--- Consignes ---
1/ Résumez en deux phrases l'extrait sur l'ancien baccalauréat.
2/ Poursuivez l'extrait sur l'ancien baccalauréat à partir de sa dernière phrase.

--- Extrait à lire ---
<<<<

C’est vraiment une lubie d’un vieux prof à la retraite que de parler d’école, en pleines vacances, avant même que les promotions sur les cartables ne soient lancées. Vieux peut-être mais pas assez pour avoir connu le bac en deux parties : un examen en 1ère et un en terminale, avec pour chacun un écrit et un oral. Quatre bonnes raisons d’avoir plusieurs matins de stress pour les élèves de lycée et des chances « de se planter ». Il y avait cependant une session de rattrapage en septembre avec écrit et oral. Elle a été remplacée par un oral de rattrapage, en juillet, pour diminuer le taux d’échecs.
J’ai par contre connu un bac avec écrit et oral en section MT (Mathématiques et Technique, ou plus populairement math et tech) qui a pratiquement mon âge. Il y avait aussi les bacs « math-élém » (Mathématiques élémentaires devenu C), « sciences-ex » (sciences expérimentales devenu D et D’) et « philo ». Nous n’avons jamais su qui, des math et tech ou des math-élém, étaient les meilleurs en math, mais en technique nous étions vexés de faire plus d’heures de cours que les autres à cause des matières techniques.

>>>>

--- Données enregistrées ---

<<<<

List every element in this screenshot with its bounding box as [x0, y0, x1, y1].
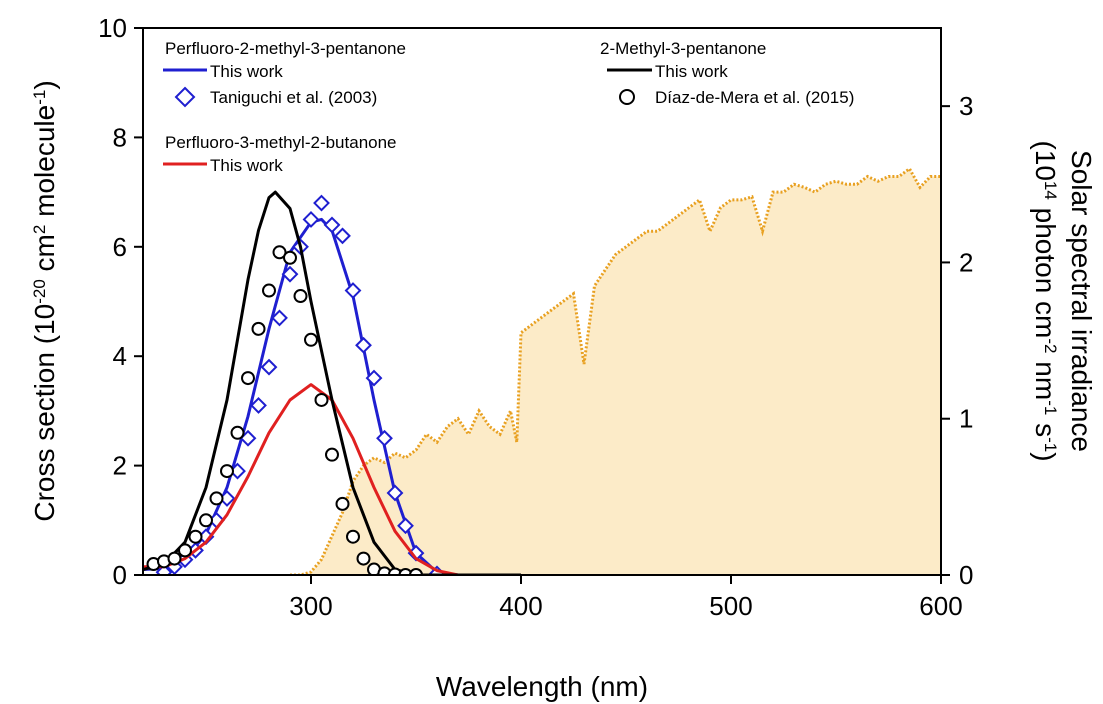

>>>>

--- Réponses ---
1/ Un vieux professeur à la retraite, pas assez âgé pour avoir connu le bac en deux parties avec écrit et oral en première et en terminale, rappelle que sa session de rattrapage de septembre a été remplacée par un oral de rattrapage en juillet pour diminuer le taux d'échecs. Il a en revanche passé le bac de la section Mathématiques et Technique, à côté des bacs « math-élém », « sciences-ex » et « philo », et se souvient que les élèves de math et tech étaient vexés de faire plus d'heures de cours à cause des matières techniques.

2/
Au fil des réformes et des lubies des ministres de l’éducation ce bac est devenu E avec un programme en mathématiques pouvant être qualifié de plus scientifique. Ensuite il s’est facilement transformé en un bac scientifique S avec l’option science de l’ingénieur. D’autres bacs, technologiques cette fois et non techniques, ont vu le jour et fait le désespoir des parents perdus dans les très nombreuses options F, G et H, puis ST... et « bac pro » ! On entre dans la période « multi-bacs ». Encore une méthode pour avoir plus de bacheliers ?
Parmi les réformes du bac, toutes n’ont pas fait l’objet de contestations ou la une des médias. Celle qui a permis le passage du bac E au bac S option sciences de l’ingénieur a été bien accueillie par les profs des matières techniques. Ils ont même accepté de se former (en dehors de leurs heures de service et pendant longtemps) pour la mettre en œuvre. L’option science de l’ingénieur qui était proposée dès la seconde était basée sur trois idées : l’analyse, l’observation et l’expérimentation dans des domaines pluri-techniques (mécanique, électricité, électronique et informatique). En parallèle les bacs math-élém et sciences-ex se sont transformés en bac S option sciences et vie de la terre.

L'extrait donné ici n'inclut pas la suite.